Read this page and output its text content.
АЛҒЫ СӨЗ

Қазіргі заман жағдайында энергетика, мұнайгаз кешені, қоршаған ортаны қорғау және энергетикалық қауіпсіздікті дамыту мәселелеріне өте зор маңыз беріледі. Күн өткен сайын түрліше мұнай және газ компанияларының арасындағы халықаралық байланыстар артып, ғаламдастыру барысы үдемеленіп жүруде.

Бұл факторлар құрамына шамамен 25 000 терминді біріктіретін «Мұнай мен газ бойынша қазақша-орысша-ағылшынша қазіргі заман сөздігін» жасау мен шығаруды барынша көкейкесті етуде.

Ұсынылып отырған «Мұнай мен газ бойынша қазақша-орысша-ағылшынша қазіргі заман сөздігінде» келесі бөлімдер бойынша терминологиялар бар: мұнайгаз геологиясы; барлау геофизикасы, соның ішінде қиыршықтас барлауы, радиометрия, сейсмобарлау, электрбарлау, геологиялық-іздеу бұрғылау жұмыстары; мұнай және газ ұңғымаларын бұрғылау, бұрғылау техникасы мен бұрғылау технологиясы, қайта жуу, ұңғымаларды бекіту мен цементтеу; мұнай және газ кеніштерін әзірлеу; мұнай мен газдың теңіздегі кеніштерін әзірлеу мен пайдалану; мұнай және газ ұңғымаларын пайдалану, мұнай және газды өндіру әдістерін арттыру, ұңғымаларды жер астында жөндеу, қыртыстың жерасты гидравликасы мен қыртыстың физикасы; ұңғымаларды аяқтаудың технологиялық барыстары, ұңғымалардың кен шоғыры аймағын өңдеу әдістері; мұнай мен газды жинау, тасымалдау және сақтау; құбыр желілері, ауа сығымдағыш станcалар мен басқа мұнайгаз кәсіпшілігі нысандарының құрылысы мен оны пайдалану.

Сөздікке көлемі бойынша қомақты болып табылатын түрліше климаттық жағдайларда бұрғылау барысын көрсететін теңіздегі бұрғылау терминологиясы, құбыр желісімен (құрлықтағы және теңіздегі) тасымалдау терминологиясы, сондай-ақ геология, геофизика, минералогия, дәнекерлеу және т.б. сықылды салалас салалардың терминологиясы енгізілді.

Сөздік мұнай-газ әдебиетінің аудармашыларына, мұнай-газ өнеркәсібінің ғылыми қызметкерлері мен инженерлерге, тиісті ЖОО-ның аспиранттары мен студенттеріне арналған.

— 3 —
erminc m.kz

#### Required task
Make an exact copy of the listing, including every line.

#### Task result
Read this page and output its text content.
АЛҒЫ СӨЗ

Қазіргі заман жағдайында энергетика, мұнайгаз кешені, қоршаған ортаны қорғау және энергетикалық қауіпсіздікті дамыту мәселелеріне өте зор маңыз беріледі. Күн өткен сайын түрліше мұнай және газ компанияларының арасындағы халықаралық байланыстар артып, ғаламдастыру барысы үдемеленіп жүруде.

Бұл факторлар құрамына шамамен 25 000 терминді біріктіретін «Мұнай мен газ бойынша қазақша-орысша-ағылшынша қазіргі заман сөздігін» жасау мен шығаруды барынша көкейкесті етуде.

Ұсынылып отырған «Мұнай мен газ бойынша қазақша-орысша-ағылшынша қазіргі заман сөздігінде» келесі бөлімдер бойынша терминологиялар бар: мұнайгаз геологиясы; барлау геофизикасы, соның ішінде қиыршықтас барлауы, радиометрия, сейсмобарлау, электрбарлау, геологиялық-іздеу бұрғылау жұмыстары; мұнай және газ ұңғымаларын бұрғылау, бұрғылау техникасы мен бұрғылау технологиясы, қайта жуу, ұңғымаларды бекіту мен цементтеу; мұнай және газ кеніштерін әзірлеу; мұнай мен газдың теңіздегі кеніштерін әзірлеу мен пайдалану; мұнай және газ ұңғымаларын пайдалану, мұнай және газды өндіру әдістерін арттыру, ұңғымаларды жер астында жөндеу, қыртыстың жерасты гидравликасы мен қыртыстың физикасы; ұңғымаларды аяқтаудың технологиялық барыстары, ұңғымалардың кен шоғыры аймағын өңдеу әдістері; мұнай мен газды жинау, тасымалдау және сақтау; құбыр желілері, ауа сығымдағыш станcалар мен басқа мұнайгаз кәсіпшілігі нысандарының құрылысы мен оны пайдалану.

Сөздікке көлемі бойынша қомақты болып табылатын түрліше климаттық жағдайларда бұрғылау барысын көрсететін теңіздегі бұрғылау терминологиясы, құбыр желісімен (құрлықтағы және теңіздегі) тасымалдау терминологиясы, сондай-ақ геология, геофизика, минералогия, дәнекерлеу және т.б. сықылды салалас салалардың терминологиясы енгізілді.

Сөздік мұнай-газ әдебиетінің аудармашыларына, мұнай-газ өнеркәсібінің ғылыми қызметкерлері мен инженерлерге, тиісті ЖОО-ның аспиранттары мен студенттеріне арналған.

— 3 —
erminc m.kz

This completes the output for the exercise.